◆ **Task to complete**
Go through the material below, count the lines with the word "Momentum", and reply with the count alone.

◆ **Data listing**
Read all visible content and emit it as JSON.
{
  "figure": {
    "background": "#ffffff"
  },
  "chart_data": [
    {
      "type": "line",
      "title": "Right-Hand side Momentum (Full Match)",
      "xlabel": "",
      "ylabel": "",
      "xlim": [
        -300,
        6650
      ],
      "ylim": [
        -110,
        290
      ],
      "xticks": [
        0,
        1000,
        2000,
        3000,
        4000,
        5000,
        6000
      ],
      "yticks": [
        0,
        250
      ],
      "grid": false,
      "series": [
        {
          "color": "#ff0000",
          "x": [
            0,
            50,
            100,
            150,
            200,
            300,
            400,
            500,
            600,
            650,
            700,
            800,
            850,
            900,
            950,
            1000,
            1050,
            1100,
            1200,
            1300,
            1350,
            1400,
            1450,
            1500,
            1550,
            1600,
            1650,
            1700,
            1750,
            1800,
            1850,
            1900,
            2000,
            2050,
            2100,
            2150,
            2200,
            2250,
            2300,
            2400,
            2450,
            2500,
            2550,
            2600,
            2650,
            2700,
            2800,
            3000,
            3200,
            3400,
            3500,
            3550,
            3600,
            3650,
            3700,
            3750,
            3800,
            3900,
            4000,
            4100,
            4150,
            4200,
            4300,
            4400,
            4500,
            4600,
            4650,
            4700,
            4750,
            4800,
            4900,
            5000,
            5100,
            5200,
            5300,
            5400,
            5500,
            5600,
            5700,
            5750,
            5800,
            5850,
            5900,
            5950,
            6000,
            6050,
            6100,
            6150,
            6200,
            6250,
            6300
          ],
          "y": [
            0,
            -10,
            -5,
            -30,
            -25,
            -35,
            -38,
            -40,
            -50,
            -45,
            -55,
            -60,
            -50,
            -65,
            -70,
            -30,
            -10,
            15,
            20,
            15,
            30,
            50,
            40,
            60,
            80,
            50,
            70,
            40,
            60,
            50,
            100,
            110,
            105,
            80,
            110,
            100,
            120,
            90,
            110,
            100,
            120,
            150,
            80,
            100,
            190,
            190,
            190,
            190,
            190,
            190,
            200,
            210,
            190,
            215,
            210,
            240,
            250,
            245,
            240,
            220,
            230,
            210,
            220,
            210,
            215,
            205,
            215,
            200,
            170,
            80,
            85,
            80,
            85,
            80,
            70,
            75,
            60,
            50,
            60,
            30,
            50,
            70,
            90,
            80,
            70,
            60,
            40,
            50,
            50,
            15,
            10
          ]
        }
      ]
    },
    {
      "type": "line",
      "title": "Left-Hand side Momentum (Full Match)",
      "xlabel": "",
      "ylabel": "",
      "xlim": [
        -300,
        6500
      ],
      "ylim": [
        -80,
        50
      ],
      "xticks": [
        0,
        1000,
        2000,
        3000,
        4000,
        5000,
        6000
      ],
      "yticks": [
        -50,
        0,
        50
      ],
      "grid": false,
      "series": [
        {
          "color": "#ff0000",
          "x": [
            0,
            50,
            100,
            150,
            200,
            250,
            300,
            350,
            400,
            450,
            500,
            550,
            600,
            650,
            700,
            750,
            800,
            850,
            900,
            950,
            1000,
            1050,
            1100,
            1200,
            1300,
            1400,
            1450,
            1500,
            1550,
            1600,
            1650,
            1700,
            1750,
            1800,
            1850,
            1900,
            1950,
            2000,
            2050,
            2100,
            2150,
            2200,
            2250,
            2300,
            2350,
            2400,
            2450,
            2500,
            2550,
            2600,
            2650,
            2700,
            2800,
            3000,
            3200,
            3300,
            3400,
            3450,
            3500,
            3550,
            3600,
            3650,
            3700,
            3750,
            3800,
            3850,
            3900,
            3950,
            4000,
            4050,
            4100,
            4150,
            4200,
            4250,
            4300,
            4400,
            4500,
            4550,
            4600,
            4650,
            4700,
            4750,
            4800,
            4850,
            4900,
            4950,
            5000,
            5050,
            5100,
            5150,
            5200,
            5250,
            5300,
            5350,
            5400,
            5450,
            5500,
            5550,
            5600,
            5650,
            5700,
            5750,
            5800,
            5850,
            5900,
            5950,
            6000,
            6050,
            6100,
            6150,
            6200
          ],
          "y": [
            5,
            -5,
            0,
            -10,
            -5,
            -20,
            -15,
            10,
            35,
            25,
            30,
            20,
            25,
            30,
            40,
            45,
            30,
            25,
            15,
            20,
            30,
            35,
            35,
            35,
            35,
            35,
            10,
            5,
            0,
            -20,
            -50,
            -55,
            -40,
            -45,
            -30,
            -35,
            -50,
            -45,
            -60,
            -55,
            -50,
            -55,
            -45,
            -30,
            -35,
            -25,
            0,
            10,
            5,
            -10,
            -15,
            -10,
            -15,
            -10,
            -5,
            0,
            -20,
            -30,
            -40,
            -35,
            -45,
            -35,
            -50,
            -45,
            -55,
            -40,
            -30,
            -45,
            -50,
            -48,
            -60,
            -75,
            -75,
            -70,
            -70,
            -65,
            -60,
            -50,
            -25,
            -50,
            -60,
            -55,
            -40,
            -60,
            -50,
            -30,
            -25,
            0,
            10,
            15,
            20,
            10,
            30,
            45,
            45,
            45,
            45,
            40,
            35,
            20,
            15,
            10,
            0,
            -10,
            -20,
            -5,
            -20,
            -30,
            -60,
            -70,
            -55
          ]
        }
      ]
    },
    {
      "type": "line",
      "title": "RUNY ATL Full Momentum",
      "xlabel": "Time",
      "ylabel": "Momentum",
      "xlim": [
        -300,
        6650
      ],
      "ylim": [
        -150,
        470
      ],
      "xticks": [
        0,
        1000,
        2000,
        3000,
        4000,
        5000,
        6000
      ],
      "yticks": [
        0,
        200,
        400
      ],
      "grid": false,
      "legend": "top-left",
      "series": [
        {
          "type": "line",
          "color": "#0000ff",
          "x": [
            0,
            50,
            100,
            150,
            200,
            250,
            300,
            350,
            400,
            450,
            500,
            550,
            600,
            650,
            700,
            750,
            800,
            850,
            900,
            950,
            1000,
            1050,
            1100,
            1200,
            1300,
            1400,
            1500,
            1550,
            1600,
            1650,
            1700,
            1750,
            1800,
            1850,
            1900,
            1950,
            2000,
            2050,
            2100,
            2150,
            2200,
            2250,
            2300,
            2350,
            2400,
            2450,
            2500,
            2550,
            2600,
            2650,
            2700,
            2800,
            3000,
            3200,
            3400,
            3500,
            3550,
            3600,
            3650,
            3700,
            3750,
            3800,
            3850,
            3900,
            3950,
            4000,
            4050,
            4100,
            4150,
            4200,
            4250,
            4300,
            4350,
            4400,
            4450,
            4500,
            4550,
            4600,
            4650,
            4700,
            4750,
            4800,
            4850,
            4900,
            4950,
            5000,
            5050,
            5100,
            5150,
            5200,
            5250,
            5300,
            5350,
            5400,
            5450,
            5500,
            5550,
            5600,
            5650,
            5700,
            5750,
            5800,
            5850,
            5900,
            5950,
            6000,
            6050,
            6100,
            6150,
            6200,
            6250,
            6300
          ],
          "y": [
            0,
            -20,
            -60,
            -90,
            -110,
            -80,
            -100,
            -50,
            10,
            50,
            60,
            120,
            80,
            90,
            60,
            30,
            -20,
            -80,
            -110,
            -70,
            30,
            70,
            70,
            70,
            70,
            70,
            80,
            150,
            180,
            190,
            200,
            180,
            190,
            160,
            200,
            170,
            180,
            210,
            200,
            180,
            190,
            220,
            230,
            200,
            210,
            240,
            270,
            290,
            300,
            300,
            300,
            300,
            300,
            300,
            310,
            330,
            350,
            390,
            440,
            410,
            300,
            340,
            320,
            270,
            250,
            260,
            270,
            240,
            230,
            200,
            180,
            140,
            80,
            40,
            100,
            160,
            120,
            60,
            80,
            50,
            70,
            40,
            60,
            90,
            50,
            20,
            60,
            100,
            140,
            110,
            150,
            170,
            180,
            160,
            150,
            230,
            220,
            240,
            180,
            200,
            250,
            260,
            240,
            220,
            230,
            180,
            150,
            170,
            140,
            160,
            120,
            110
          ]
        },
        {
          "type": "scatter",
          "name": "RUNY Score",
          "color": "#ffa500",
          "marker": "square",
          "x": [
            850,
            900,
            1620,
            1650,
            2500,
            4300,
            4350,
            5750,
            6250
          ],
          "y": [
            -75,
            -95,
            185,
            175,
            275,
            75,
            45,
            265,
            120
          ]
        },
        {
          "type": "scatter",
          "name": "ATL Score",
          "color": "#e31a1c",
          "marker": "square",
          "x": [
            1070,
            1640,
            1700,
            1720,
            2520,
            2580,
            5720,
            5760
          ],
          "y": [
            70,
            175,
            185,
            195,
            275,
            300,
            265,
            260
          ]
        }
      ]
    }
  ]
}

---

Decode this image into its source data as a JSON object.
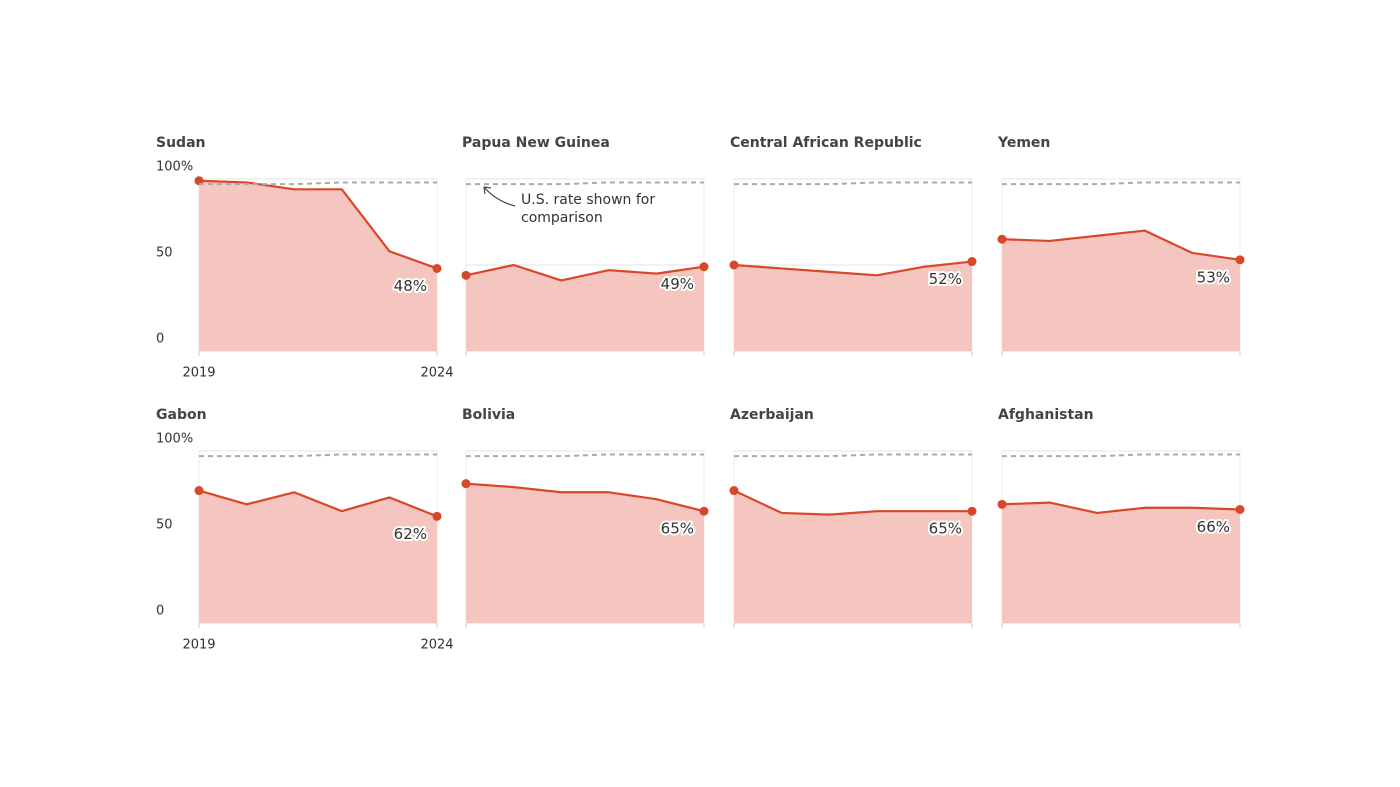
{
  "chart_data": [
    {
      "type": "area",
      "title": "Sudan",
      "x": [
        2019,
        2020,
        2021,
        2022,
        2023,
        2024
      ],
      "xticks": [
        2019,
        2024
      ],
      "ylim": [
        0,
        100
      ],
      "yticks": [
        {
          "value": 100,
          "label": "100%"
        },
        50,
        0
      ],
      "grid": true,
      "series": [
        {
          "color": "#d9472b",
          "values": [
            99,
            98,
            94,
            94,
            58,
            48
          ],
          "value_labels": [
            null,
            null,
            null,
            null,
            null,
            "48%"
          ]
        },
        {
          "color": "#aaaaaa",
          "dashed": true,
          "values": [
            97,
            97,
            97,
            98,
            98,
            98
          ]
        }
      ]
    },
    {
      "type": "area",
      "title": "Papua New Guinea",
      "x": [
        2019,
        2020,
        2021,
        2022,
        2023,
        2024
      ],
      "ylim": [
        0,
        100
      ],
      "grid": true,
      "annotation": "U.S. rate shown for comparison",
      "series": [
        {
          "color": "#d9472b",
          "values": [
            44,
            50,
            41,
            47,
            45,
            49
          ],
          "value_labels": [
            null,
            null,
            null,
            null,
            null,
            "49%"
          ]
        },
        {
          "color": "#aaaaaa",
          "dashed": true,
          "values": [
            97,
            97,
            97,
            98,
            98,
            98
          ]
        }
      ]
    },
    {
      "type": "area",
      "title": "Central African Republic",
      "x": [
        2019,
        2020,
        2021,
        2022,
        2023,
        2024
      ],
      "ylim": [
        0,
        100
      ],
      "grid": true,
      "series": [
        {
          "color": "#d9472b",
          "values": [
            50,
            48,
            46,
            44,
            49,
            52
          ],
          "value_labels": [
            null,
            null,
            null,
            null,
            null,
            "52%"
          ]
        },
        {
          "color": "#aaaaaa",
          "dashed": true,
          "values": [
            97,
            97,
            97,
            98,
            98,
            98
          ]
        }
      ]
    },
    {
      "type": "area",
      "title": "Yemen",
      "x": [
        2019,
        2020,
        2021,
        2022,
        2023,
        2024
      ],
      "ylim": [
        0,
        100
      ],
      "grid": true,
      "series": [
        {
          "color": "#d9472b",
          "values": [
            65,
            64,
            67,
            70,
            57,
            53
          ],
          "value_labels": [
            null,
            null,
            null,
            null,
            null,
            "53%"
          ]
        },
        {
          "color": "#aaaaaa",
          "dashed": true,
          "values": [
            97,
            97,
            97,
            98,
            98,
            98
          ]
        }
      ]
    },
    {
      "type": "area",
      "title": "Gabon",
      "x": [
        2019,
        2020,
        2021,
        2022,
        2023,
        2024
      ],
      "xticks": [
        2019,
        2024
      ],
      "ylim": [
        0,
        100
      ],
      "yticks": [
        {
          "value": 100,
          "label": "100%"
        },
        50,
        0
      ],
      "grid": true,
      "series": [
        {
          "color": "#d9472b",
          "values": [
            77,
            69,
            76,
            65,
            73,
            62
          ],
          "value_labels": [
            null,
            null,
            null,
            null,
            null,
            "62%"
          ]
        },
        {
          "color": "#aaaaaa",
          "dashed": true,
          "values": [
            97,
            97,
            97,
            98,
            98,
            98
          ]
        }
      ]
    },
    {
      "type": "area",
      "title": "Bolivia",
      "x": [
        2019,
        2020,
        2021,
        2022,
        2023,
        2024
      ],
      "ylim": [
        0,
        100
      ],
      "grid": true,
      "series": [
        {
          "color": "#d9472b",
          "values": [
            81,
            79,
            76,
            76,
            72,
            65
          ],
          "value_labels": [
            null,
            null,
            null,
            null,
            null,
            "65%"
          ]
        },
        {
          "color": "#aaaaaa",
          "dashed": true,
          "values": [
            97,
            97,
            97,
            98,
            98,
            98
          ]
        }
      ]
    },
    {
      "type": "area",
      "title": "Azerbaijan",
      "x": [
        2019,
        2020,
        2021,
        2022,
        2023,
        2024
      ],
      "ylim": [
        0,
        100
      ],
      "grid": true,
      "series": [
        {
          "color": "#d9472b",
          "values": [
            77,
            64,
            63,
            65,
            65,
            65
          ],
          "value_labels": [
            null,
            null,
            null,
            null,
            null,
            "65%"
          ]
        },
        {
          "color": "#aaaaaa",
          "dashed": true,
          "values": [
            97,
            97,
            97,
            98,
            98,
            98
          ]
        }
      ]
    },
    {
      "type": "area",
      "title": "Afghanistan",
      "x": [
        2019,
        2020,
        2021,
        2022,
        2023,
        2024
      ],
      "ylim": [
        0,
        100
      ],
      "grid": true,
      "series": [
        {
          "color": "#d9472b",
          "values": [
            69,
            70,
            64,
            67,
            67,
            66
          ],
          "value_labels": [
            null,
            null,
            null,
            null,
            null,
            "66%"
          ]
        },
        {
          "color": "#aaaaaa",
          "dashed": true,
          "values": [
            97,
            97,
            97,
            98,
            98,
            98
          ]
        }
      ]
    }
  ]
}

◆ **Final result**
4